- **Data listing**

-- BEGIN --

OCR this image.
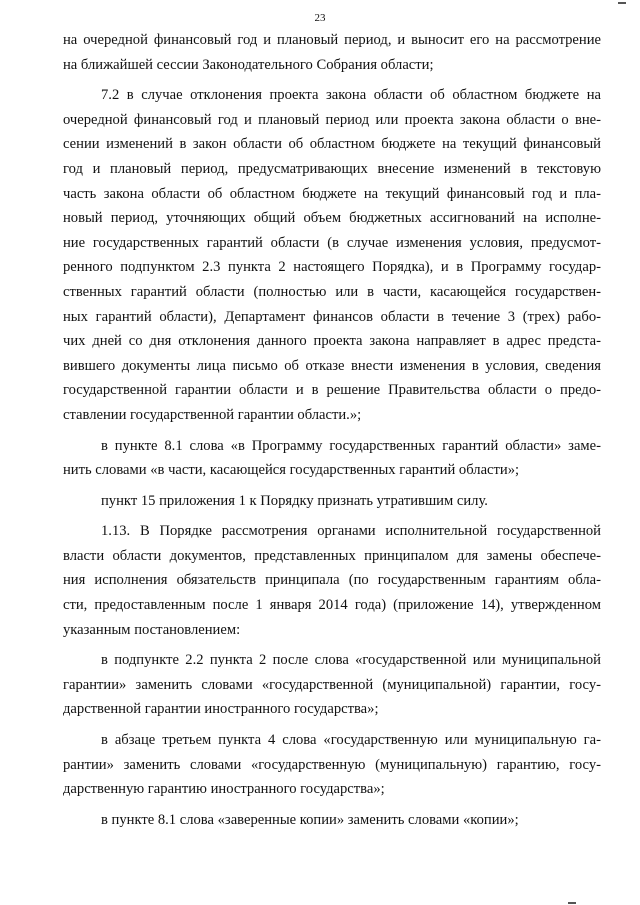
23
на очередной финансовый год и плановый период, и выносит его на рассмотрение
на ближайшей сессии Законодательного Собрания области;
7.2 в случае отклонения проекта закона области об областном бюджете на
очередной финансовый год и плановый период или проекта закона области о вне-
сении изменений в закон области об областном бюджете на текущий финансовый
год и плановый период, предусматривающих внесение изменений в текстовую
часть закона области об областном бюджете на текущий финансовый год и пла-
новый период, уточняющих общий объем бюджетных ассигнований на исполне-
ние государственных гарантий области (в случае изменения условия, предусмот-
ренного подпунктом 2.3 пункта 2 настоящего Порядка), и в Программу государ-
ственных гарантий области (полностью или в части, касающейся государствен-
ных гарантий области), Департамент финансов области в течение 3 (трех) рабо-
чих дней со дня отклонения данного проекта закона направляет в адрес предста-
вившего документы лица письмо об отказе внести изменения в условия, сведения
государственной гарантии области и в решение Правительства области о предо-
ставлении государственной гарантии области.»;
в пункте 8.1 слова «в Программу государственных гарантий области» заме-
нить словами «в части, касающейся государственных гарантий области»;
пункт 15 приложения 1 к Порядку признать утратившим силу.
1.13. В Порядке рассмотрения органами исполнительной государственной
власти области документов, представленных принципалом для замены обеспече-
ния исполнения обязательств принципала (по государственным гарантиям обла-
сти, предоставленным после 1 января 2014 года) (приложение 14), утвержденном
указанным постановлением:
в подпункте 2.2 пункта 2 после слова «государственной или муниципальной
гарантии» заменить словами «государственной (муниципальной) гарантии, госу-
дарственной гарантии иностранного государства»;
в абзаце третьем пункта 4 слова «государственную или муниципальную га-
рантии» заменить словами «государственную (муниципальную) гарантию, госу-
дарственную гарантию иностранного государства»;
в пункте 8.1 слова «заверенные копии» заменить словами «копии»;
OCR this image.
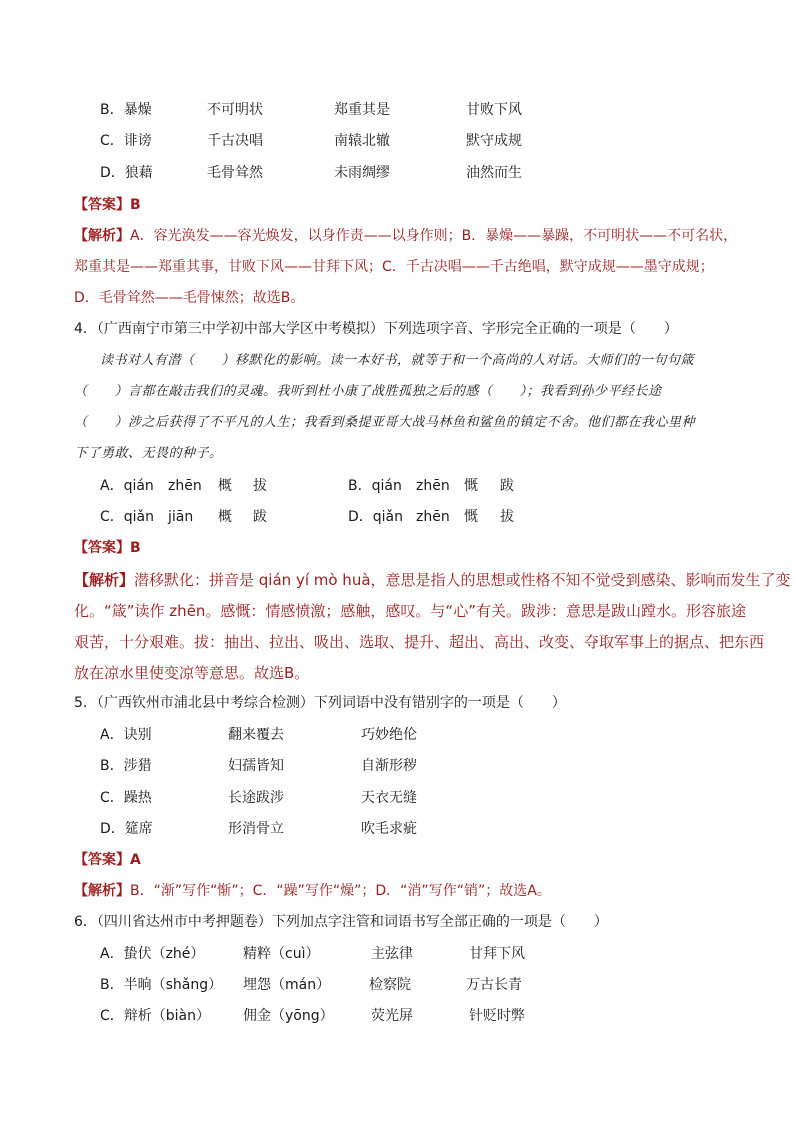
B．暴燥	不可明状	郑重其是	甘败下风
C．诽谤	千古决唱	南辕北辙	默守成规
D．狼藉	毛骨耸然	未雨绸缪	油然而生
【答案】B
【解析】A．容光涣发——容光焕发，以身作责——以身作则；B．暴燥——暴躁，不可明状——不可名状，
郑重其是——郑重其事，甘败下风——甘拜下风；C．千古决唱——千古绝唱，默守成规——墨守成规；
D．毛骨耸然——毛骨悚然；故选B。
4．（广西南宁市第三中学初中部大学区中考模拟）下列选项字音、字形完全正确的一项是（　　）
读书对人有潜（　　）移默化的影响。读一本好书，就等于和一个高尚的人对话。大师们的一句句箴
（　　）言都在敲击我们的灵魂。我听到杜小康了战胜孤独之后的感（　　）；我看到孙少平经长途
（　　）涉之后获得了不平凡的人生；我看到桑提亚哥大战马林鱼和鲨鱼的镇定不舍。他们都在我心里种
下了勇敢、无畏的种子。
A．qián zhēn 概 拔	B．qián zhēn 慨 跋
C．qiǎn jiān 概 跋	D．qiǎn zhēn 慨 拔
【答案】B
【解析】潜移默化：拼音是 qián yí mò huà，意思是指人的思想或性格不知不觉受到感染、影响而发生了变
化。“箴”读作 zhēn。感慨：情感愤激；感触，感叹。与“心”有关。跋涉：意思是跋山蹚水。形容旅途
艰苦，十分艰难。拔：抽出、拉出、吸出、选取、提升、超出、高出、改变、夺取军事上的据点、把东西
放在凉水里使变凉等意思。故选B。
5．（广西钦州市浦北县中考综合检测）下列词语中没有错别字的一项是（　　）
A．诀别	翻来覆去	巧妙绝伦
B．涉猎	妇孺皆知	自渐形秽
C．躁热	长途跋涉	天衣无缝
D．筵席	形消骨立	吹毛求疵
【答案】A
【解析】B．“渐”写作“惭”；C．“躁”写作“燥”；D．“消”写作“销”；故选A。
6．（四川省达州市中考押题卷）下列加点字注管和词语书写全部正确的一项是（　　）
A．蛰伏（zhé）	精粹（cuì）	主弦律	甘拜下风
B．半晌（shǎng） 埋怨（mán）	检察院	万古长青
C．辩析（biàn） 佣金（yōng）	荧光屏	针贬时弊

-- END --

- **What to do**
Copy out all lines where the word "заменить" appears.

- **Result of the exercise**
гарантии» заменить словами «государственной (муниципальной) гарантии, госу-
рантии» заменить словами «государственную (муниципальную) гарантию, госу-
в пункте 8.1 слова «заверенные копии» заменить словами «копии»;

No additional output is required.